▶ _TASK PROMPT_: All of the data must be printed exactly; please include every line.

▶ _DATA ENTRIES_:
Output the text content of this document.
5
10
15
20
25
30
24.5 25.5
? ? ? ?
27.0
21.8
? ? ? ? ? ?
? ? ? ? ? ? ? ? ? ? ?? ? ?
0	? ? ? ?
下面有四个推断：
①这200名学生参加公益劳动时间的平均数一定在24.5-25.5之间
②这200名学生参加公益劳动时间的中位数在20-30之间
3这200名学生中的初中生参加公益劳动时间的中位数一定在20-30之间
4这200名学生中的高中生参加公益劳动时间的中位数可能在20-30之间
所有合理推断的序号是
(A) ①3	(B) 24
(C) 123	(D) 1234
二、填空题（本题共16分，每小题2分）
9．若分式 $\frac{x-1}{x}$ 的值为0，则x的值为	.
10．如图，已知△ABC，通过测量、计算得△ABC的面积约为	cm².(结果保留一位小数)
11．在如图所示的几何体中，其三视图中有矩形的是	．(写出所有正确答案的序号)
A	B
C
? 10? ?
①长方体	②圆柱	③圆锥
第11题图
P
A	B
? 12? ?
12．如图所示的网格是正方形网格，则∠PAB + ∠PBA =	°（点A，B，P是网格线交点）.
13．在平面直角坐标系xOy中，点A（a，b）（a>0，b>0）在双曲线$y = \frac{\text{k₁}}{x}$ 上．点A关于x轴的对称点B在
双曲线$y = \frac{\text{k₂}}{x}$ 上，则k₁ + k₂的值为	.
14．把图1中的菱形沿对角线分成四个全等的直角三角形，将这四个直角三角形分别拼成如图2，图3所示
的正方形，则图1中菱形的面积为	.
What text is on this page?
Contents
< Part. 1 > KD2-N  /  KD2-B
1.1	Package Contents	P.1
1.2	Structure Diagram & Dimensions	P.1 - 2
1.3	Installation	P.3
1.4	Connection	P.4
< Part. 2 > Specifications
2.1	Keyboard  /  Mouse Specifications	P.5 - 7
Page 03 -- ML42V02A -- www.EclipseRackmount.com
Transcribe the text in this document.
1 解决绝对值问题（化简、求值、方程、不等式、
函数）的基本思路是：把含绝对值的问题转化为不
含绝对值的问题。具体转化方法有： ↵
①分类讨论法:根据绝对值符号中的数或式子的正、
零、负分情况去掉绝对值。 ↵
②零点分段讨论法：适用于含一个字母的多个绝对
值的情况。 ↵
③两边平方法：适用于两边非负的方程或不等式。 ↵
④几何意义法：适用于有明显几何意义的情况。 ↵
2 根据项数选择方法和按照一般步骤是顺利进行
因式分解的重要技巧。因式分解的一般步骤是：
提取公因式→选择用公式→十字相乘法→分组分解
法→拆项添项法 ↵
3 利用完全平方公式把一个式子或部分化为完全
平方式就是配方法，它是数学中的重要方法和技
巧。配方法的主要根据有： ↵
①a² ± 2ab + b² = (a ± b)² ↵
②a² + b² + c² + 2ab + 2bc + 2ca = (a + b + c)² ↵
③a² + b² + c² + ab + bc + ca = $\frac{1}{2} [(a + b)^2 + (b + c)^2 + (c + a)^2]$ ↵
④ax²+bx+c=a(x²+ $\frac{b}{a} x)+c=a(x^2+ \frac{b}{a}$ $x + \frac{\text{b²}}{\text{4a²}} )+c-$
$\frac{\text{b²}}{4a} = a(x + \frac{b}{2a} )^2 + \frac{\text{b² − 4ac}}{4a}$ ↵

▶ _WRITTEN RESPONSE_:
Output the text content of this document.
5
10
15
20
25
30
24.5 25.5
? ? ? ?
27.0
21.8
? ? ? ? ? ?
? ? ? ? ? ? ? ? ? ? ?? ? ?
0	? ? ? ?
下面有四个推断：
①这200名学生参加公益劳动时间的平均数一定在24.5-25.5之间
②这200名学生参加公益劳动时间的中位数在20-30之间
3这200名学生中的初中生参加公益劳动时间的中位数一定在20-30之间
4这200名学生中的高中生参加公益劳动时间的中位数可能在20-30之间
所有合理推断的序号是
(A) ①3	(B) 24
(C) 123	(D) 1234
二、填空题（本题共16分，每小题2分）
9．若分式 $\frac{x-1}{x}$ 的值为0，则x的值为	.
10．如图，已知△ABC，通过测量、计算得△ABC的面积约为	cm².(结果保留一位小数)
11．在如图所示的几何体中，其三视图中有矩形的是	．(写出所有正确答案的序号)
A	B
C
? 10? ?
①长方体	②圆柱	③圆锥
第11题图
P
A	B
? 12? ?
12．如图所示的网格是正方形网格，则∠PAB + ∠PBA =	°（点A，B，P是网格线交点）.
13．在平面直角坐标系xOy中，点A（a，b）（a>0，b>0）在双曲线$y = \frac{\text{k₁}}{x}$ 上．点A关于x轴的对称点B在
双曲线$y = \frac{\text{k₂}}{x}$ 上，则k₁ + k₂的值为	.
14．把图1中的菱形沿对角线分成四个全等的直角三角形，将这四个直角三角形分别拼成如图2，图3所示
的正方形，则图1中菱形的面积为	.
What text is on this page?
Contents
< Part. 1 > KD2-N  /  KD2-B
1.1	Package Contents	P.1
1.2	Structure Diagram & Dimensions	P.1 - 2
1.3	Installation	P.3
1.4	Connection	P.4
< Part. 2 > Specifications
2.1	Keyboard  /  Mouse Specifications	P.5 - 7
Page 03 -- ML42V02A -- www.EclipseRackmount.com
Transcribe the text in this document.
1 解决绝对值问题（化简、求值、方程、不等式、
函数）的基本思路是：把含绝对值的问题转化为不
含绝对值的问题。具体转化方法有： ↵
①分类讨论法:根据绝对值符号中的数或式子的正、
零、负分情况去掉绝对值。 ↵
②零点分段讨论法：适用于含一个字母的多个绝对
值的情况。 ↵
③两边平方法：适用于两边非负的方程或不等式。 ↵
④几何意义法：适用于有明显几何意义的情况。 ↵
2 根据项数选择方法和按照一般步骤是顺利进行
因式分解的重要技巧。因式分解的一般步骤是：
提取公因式→选择用公式→十字相乘法→分组分解
法→拆项添项法 ↵
3 利用完全平方公式把一个式子或部分化为完全
平方式就是配方法，它是数学中的重要方法和技
巧。配方法的主要根据有： ↵
①a² ± 2ab + b² = (a ± b)² ↵
②a² + b² + c² + 2ab + 2bc + 2ca = (a + b + c)² ↵
③a² + b² + c² + ab + bc + ca = $\frac{1}{2} [(a + b)^2 + (b + c)^2 + (c + a)^2]$ ↵
④ax²+bx+c=a(x²+ $\frac{b}{a} x)+c=a(x^2+ \frac{b}{a}$ $x + \frac{\text{b²}}{\text{4a²}} )+c-$
$\frac{\text{b²}}{4a} = a(x + \frac{b}{2a} )^2 + \frac{\text{b² − 4ac}}{4a}$ ↵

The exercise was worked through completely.